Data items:
——

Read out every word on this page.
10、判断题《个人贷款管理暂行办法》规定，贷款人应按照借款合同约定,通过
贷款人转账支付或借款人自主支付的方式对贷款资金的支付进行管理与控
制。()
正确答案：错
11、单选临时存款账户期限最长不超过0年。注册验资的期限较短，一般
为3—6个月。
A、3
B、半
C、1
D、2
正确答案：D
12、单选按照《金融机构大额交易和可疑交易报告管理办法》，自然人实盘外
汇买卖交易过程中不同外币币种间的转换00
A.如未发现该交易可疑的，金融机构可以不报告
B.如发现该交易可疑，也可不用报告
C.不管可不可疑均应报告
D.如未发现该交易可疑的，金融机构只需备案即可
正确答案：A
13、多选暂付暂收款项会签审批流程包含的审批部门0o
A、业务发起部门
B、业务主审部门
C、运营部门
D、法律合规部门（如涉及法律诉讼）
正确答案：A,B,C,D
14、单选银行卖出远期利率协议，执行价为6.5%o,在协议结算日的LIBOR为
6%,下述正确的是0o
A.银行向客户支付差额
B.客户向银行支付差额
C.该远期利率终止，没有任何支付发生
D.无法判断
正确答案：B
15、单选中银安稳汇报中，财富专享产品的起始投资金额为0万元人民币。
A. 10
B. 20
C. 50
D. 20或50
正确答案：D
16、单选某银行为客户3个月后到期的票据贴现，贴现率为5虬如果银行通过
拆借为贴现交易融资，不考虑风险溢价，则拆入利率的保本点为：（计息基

——

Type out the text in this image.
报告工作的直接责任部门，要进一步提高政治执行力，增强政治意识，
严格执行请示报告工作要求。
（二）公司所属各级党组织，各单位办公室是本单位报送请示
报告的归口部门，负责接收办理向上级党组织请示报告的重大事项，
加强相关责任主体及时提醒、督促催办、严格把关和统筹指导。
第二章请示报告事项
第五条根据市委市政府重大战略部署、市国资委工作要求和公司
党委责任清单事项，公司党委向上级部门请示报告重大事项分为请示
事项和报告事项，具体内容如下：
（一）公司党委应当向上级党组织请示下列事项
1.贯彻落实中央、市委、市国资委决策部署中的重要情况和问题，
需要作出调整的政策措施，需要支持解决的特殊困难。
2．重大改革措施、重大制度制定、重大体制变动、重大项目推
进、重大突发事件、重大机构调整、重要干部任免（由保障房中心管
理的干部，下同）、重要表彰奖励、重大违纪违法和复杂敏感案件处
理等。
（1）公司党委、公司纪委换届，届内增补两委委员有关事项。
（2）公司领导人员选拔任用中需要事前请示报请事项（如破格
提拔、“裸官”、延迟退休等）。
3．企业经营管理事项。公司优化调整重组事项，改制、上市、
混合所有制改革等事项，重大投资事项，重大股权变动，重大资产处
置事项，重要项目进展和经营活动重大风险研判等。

——

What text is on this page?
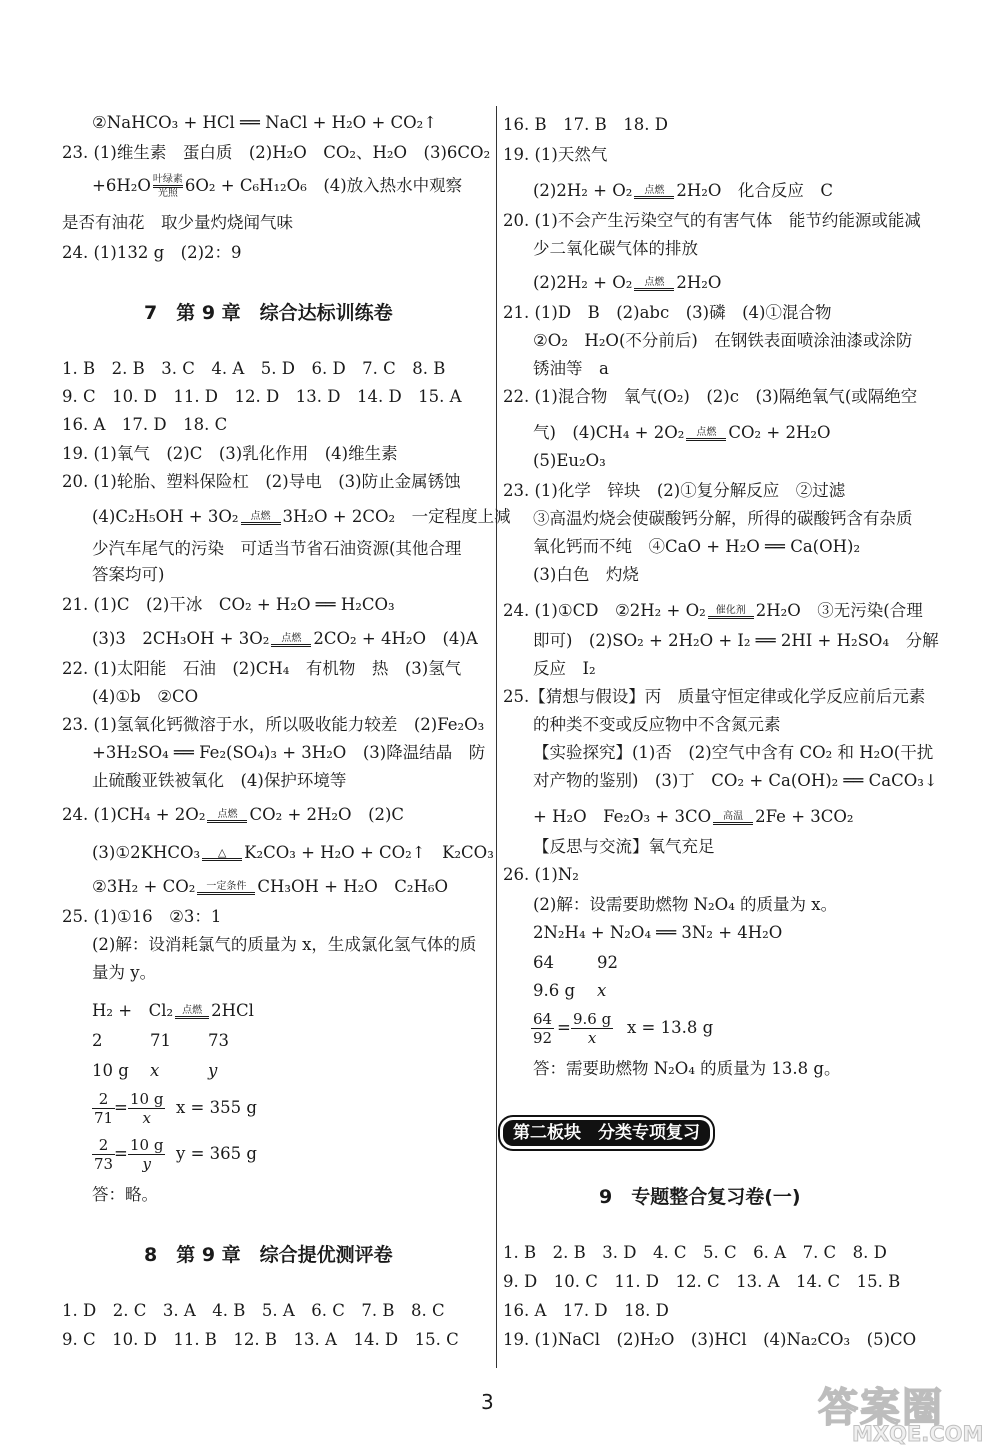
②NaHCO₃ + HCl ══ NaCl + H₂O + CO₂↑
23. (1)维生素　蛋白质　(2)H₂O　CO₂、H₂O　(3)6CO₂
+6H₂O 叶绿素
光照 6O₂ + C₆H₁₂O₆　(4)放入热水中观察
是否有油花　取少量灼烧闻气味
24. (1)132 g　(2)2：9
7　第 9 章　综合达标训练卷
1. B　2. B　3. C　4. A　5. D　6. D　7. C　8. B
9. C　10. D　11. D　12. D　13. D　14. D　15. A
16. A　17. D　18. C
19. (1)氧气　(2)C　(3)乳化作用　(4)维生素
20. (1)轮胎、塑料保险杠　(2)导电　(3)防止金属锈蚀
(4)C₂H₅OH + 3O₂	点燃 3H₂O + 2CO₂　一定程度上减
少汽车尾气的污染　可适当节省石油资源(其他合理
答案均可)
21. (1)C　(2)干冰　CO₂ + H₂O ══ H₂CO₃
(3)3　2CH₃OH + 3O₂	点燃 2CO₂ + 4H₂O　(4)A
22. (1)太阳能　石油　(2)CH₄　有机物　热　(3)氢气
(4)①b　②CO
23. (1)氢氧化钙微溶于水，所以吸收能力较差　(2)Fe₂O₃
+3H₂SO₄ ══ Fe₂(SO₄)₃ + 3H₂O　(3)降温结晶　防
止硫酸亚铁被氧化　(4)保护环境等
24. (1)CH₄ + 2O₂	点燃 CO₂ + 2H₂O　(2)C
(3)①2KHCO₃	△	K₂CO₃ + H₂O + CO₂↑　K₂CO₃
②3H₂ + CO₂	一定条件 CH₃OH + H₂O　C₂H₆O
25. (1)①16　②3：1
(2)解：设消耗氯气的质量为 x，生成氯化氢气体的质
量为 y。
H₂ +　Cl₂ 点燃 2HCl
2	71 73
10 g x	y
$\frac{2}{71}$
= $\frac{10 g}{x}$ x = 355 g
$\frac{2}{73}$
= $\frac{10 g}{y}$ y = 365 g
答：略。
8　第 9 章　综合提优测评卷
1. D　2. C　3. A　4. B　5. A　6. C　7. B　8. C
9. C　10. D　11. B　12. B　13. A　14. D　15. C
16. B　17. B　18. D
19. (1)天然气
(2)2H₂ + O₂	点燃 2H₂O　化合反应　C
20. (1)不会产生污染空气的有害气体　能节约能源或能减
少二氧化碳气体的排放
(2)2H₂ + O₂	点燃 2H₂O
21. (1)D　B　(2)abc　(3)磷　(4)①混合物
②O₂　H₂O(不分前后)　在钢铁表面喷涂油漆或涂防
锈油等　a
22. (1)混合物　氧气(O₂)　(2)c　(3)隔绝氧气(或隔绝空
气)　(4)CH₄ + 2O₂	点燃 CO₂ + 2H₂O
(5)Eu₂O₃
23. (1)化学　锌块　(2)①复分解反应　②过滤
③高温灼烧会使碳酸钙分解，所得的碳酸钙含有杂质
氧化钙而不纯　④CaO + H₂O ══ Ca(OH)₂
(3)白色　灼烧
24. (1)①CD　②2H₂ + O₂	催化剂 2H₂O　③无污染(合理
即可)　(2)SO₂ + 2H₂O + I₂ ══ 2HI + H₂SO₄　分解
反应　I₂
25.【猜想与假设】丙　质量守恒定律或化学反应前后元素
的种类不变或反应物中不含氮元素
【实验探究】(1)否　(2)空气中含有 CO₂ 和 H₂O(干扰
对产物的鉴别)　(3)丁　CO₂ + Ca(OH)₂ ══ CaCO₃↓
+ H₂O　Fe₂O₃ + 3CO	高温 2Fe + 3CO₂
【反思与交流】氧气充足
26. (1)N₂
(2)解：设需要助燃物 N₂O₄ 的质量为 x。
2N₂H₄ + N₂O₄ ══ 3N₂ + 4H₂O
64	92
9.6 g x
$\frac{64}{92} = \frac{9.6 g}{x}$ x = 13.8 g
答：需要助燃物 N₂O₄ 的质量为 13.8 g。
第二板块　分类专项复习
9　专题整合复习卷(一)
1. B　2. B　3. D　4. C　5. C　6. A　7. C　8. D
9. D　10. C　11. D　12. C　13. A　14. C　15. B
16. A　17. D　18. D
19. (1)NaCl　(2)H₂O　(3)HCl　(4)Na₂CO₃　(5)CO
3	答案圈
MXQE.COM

——

Your answer should be only the number of lines that hold the word "page".

2